- [What is asked] Each record below should be output verbatim, without pictures.

- [Provided data]
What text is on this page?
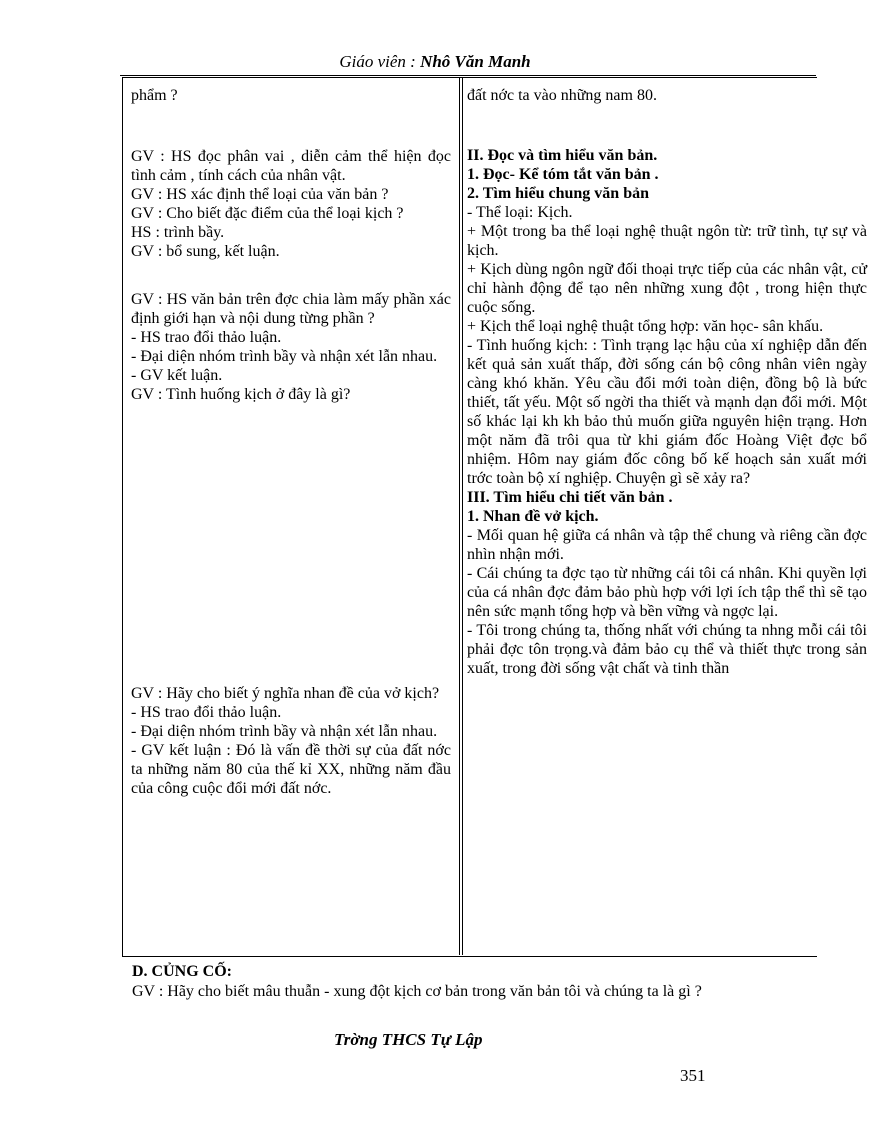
Giáo viên : Nhô Văn Manh

phẩm ?

GV : HS đọc phân vai , diễn cảm thể hiện đọc tình cảm , tính cách của nhân vật.

GV : HS xác định thể loại của văn bản ?

GV : Cho biết đặc điểm của thể loại kịch ?

HS : trình bầy.

GV : bổ sung, kết luận.

GV : HS văn bản trên đợc chia làm mấy phần xác định giới hạn và nội dung từng phần ?

- HS trao đổi thảo luận.

- Đại diện nhóm trình bầy và nhận xét lẫn nhau.

- GV kết luận.

GV : Tình huống kịch ở đây là gì?

GV : Hãy cho biết ý nghĩa nhan đề của vở kịch?

- HS trao đổi thảo luận.

- Đại diện nhóm trình bầy và nhận xét lẫn nhau.

- GV kết luận : Đó là vấn đề thời sự của đất nớc ta những năm 80 của thế kỉ XX, những năm đầu của công cuộc đổi mới đất nớc.

đất nớc ta vào những nam 80.

II. Đọc và tìm hiểu văn bản.

1. Đọc- Kể tóm tắt văn bản .

2. Tìm hiểu chung văn bản

- Thể loại: Kịch.

+ Một trong ba thể loại nghệ thuật ngôn từ: trữ tình, tự sự và kịch.

+ Kịch dùng ngôn ngữ đối thoại trực tiếp của các nhân vật, cử chỉ hành động để tạo nên những xung đột , trong hiện thực cuộc sống.

+ Kịch thể loại nghệ thuật tổng hợp: văn học- sân khấu.

- Tình huống kịch: : Tình trạng lạc hậu của xí nghiệp dẫn đến kết quả sản xuất thấp, đời sống cán bộ công nhân viên ngày càng khó khăn. Yêu cầu đổi mới toàn diện, đồng bộ là bức thiết, tất yếu. Một số ngời tha thiết và mạnh dạn đổi mới. Một số khác lại kh kh bảo thủ muốn giữa nguyên hiện trạng. Hơn một năm đã trôi qua từ khi giám đốc Hoàng Việt đợc bổ nhiệm. Hôm nay giám đốc công bố kế hoạch sản xuất mới trớc toàn bộ xí nghiệp. Chuyện gì sẽ xảy ra?

III. Tìm hiểu chi tiết văn bản .

1. Nhan đề vở kịch.

- Mối quan hệ giữa cá nhân và tập thể chung và riêng cần đợc nhìn nhận mới.

- Cái chúng ta đợc tạo từ những cái tôi cá nhân. Khi quyền lợi của cá nhân đợc đảm bảo phù hợp với lợi ích tập thể thì sẽ tạo nên sức mạnh tổng hợp và bền vững và ngợc lại.

- Tôi trong chúng ta, thống nhất với chúng ta nhng mỗi cái tôi phải đợc tôn trọng.và đảm bảo cụ thể và thiết thực trong sản xuất, trong đời sống vật chất và tinh thần

D. CỦNG CỐ:
GV : Hãy cho biết mâu thuẫn - xung đột kịch cơ bản trong văn bản tôi và chúng ta là gì ?
Trờng THCS Tự Lập
351
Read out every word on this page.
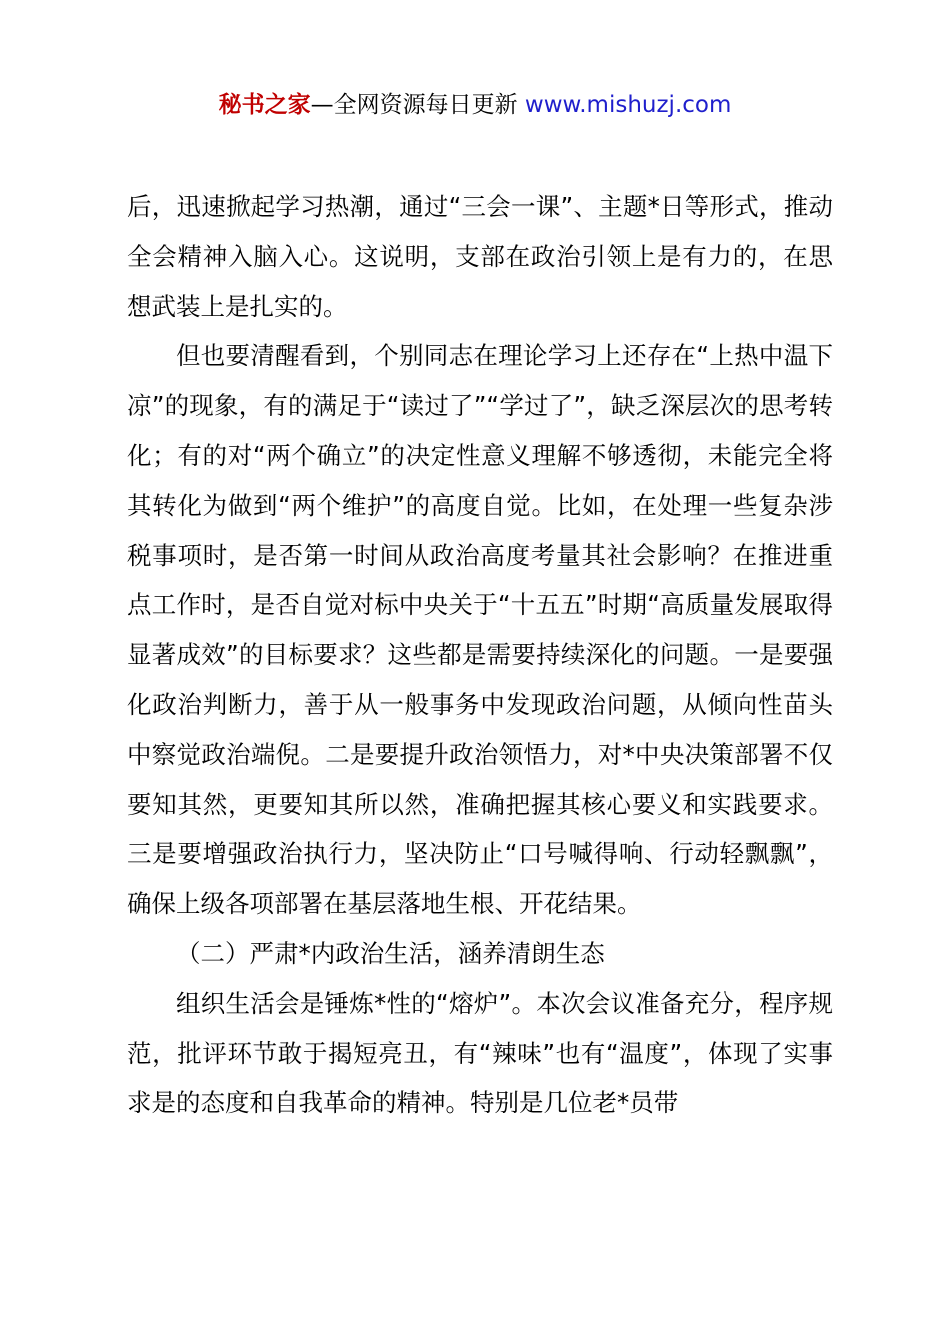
秘书之家—全网资源每日更新 www.mishuzj.com

后，迅速掀起学习热潮，通过“三会一课”、主题*日等形式，推动全会精神入脑入心。这说明，支部在政治引领上是有力的，在思想武装上是扎实的。

但也要清醒看到，个别同志在理论学习上还存在“上热中温下凉”的现象，有的满足于“读过了”“学过了”，缺乏深层次的思考转化；有的对“两个确立”的决定性意义理解不够透彻，未能完全将其转化为做到“两个维护”的高度自觉。比如，在处理一些复杂涉税事项时，是否第一时间从政治高度考量其社会影响？在推进重点工作时，是否自觉对标中央关于“十五五”时期“高质量发展取得显著成效”的目标要求？这些都是需要持续深化的问题。一是要强化政治判断力，善于从一般事务中发现政治问题，从倾向性苗头中察觉政治端倪。二是要提升政治领悟力，对*中央决策部署不仅要知其然，更要知其所以然，准确把握其核心要义和实践要求。三是要增强政治执行力，坚决防止“口号喊得响、行动轻飘飘”，确保上级各项部署在基层落地生根、开花结果。

（二）严肃*内政治生活，涵养清朗生态

组织生活会是锤炼*性的“熔炉”。本次会议准备充分，程序规范，批评环节敢于揭短亮丑，有“辣味”也有“温度”，体现了实事求是的态度和自我革命的精神。特别是几位老*员带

- [Result below]
What text is on this page?
Giáo viên : Nhô Văn Manh

phẩm ?

GV : HS đọc phân vai , diễn cảm thể hiện đọc tình cảm , tính cách của nhân vật.

GV : HS xác định thể loại của văn bản ?

GV : Cho biết đặc điểm của thể loại kịch ?

HS : trình bầy.

GV : bổ sung, kết luận.

GV : HS văn bản trên đợc chia làm mấy phần xác định giới hạn và nội dung từng phần ?

- HS trao đổi thảo luận.

- Đại diện nhóm trình bầy và nhận xét lẫn nhau.

- GV kết luận.

GV : Tình huống kịch ở đây là gì?

GV : Hãy cho biết ý nghĩa nhan đề của vở kịch?

- HS trao đổi thảo luận.

- Đại diện nhóm trình bầy và nhận xét lẫn nhau.

- GV kết luận : Đó là vấn đề thời sự của đất nớc ta những năm 80 của thế kỉ XX, những năm đầu của công cuộc đổi mới đất nớc.

đất nớc ta vào những nam 80.

II. Đọc và tìm hiểu văn bản.

1. Đọc- Kể tóm tắt văn bản .

2. Tìm hiểu chung văn bản

- Thể loại: Kịch.

+ Một trong ba thể loại nghệ thuật ngôn từ: trữ tình, tự sự và kịch.

+ Kịch dùng ngôn ngữ đối thoại trực tiếp của các nhân vật, cử chỉ hành động để tạo nên những xung đột , trong hiện thực cuộc sống.

+ Kịch thể loại nghệ thuật tổng hợp: văn học- sân khấu.

- Tình huống kịch: : Tình trạng lạc hậu của xí nghiệp dẫn đến kết quả sản xuất thấp, đời sống cán bộ công nhân viên ngày càng khó khăn. Yêu cầu đổi mới toàn diện, đồng bộ là bức thiết, tất yếu. Một số ngời tha thiết và mạnh dạn đổi mới. Một số khác lại kh kh bảo thủ muốn giữa nguyên hiện trạng. Hơn một năm đã trôi qua từ khi giám đốc Hoàng Việt đợc bổ nhiệm. Hôm nay giám đốc công bố kế hoạch sản xuất mới trớc toàn bộ xí nghiệp. Chuyện gì sẽ xảy ra?

III. Tìm hiểu chi tiết văn bản .

1. Nhan đề vở kịch.

- Mối quan hệ giữa cá nhân và tập thể chung và riêng cần đợc nhìn nhận mới.

- Cái chúng ta đợc tạo từ những cái tôi cá nhân. Khi quyền lợi của cá nhân đợc đảm bảo phù hợp với lợi ích tập thể thì sẽ tạo nên sức mạnh tổng hợp và bền vững và ngợc lại.

- Tôi trong chúng ta, thống nhất với chúng ta nhng mỗi cái tôi phải đợc tôn trọng.và đảm bảo cụ thể và thiết thực trong sản xuất, trong đời sống vật chất và tinh thần

D. CỦNG CỐ:
GV : Hãy cho biết mâu thuẫn - xung đột kịch cơ bản trong văn bản tôi và chúng ta là gì ?
Trờng THCS Tự Lập
351
Read out every word on this page.
秘书之家—全网资源每日更新 www.mishuzj.com

后，迅速掀起学习热潮，通过“三会一课”、主题*日等形式，推动全会精神入脑入心。这说明，支部在政治引领上是有力的，在思想武装上是扎实的。

但也要清醒看到，个别同志在理论学习上还存在“上热中温下凉”的现象，有的满足于“读过了”“学过了”，缺乏深层次的思考转化；有的对“两个确立”的决定性意义理解不够透彻，未能完全将其转化为做到“两个维护”的高度自觉。比如，在处理一些复杂涉税事项时，是否第一时间从政治高度考量其社会影响？在推进重点工作时，是否自觉对标中央关于“十五五”时期“高质量发展取得显著成效”的目标要求？这些都是需要持续深化的问题。一是要强化政治判断力，善于从一般事务中发现政治问题，从倾向性苗头中察觉政治端倪。二是要提升政治领悟力，对*中央决策部署不仅要知其然，更要知其所以然，准确把握其核心要义和实践要求。三是要增强政治执行力，坚决防止“口号喊得响、行动轻飘飘”，确保上级各项部署在基层落地生根、开花结果。

（二）严肃*内政治生活，涵养清朗生态

组织生活会是锤炼*性的“熔炉”。本次会议准备充分，程序规范，批评环节敢于揭短亮丑，有“辣味”也有“温度”，体现了实事求是的态度和自我革命的精神。特别是几位老*员带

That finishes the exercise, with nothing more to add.